Stored records ▸
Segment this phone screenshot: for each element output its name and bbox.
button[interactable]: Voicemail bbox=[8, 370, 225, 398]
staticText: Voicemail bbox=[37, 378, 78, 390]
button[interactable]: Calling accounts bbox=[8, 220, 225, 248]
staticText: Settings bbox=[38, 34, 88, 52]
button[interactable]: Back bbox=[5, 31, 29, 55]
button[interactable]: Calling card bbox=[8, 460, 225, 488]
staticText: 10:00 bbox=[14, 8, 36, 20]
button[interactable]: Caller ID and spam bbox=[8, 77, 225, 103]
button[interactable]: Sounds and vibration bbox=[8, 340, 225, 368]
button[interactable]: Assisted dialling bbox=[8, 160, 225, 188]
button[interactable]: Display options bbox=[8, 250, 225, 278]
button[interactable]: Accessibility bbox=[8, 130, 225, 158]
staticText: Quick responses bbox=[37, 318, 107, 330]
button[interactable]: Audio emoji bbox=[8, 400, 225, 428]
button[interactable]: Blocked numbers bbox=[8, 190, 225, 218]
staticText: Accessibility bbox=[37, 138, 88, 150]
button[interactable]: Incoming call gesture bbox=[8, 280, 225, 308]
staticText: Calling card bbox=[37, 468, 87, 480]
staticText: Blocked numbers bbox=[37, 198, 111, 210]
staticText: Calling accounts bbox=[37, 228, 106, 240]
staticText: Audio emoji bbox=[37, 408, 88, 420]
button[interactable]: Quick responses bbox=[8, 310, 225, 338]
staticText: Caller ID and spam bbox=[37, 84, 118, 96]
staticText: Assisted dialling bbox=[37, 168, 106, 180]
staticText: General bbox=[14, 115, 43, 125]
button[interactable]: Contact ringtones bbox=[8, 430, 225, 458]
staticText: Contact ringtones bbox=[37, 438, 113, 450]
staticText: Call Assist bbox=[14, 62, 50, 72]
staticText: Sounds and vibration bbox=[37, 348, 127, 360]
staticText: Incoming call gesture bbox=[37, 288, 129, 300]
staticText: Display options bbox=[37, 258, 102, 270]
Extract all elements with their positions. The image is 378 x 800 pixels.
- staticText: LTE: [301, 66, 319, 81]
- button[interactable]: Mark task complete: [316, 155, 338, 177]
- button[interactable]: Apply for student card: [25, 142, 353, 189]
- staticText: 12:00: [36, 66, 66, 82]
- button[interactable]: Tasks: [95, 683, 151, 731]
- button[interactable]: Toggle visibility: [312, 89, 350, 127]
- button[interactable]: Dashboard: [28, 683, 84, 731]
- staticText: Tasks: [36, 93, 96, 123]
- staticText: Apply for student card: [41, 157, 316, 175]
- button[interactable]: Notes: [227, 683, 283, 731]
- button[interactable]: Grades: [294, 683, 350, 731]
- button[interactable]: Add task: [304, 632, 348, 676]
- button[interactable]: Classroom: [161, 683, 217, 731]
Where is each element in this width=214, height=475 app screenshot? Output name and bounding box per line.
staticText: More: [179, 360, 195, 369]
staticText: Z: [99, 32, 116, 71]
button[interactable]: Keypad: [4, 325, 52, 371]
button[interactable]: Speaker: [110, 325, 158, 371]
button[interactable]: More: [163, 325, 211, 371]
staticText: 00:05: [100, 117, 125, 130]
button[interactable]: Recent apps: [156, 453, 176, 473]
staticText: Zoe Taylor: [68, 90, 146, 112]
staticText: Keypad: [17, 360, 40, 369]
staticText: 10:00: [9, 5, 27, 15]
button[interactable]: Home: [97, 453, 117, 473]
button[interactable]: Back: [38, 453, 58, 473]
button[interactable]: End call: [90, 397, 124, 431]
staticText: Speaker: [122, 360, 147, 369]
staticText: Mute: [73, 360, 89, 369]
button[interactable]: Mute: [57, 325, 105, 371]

What is required ▸
Count the lines in the material above that contain the string "Blocked", with case taken into account, and give only the number.

Final answer ▸
2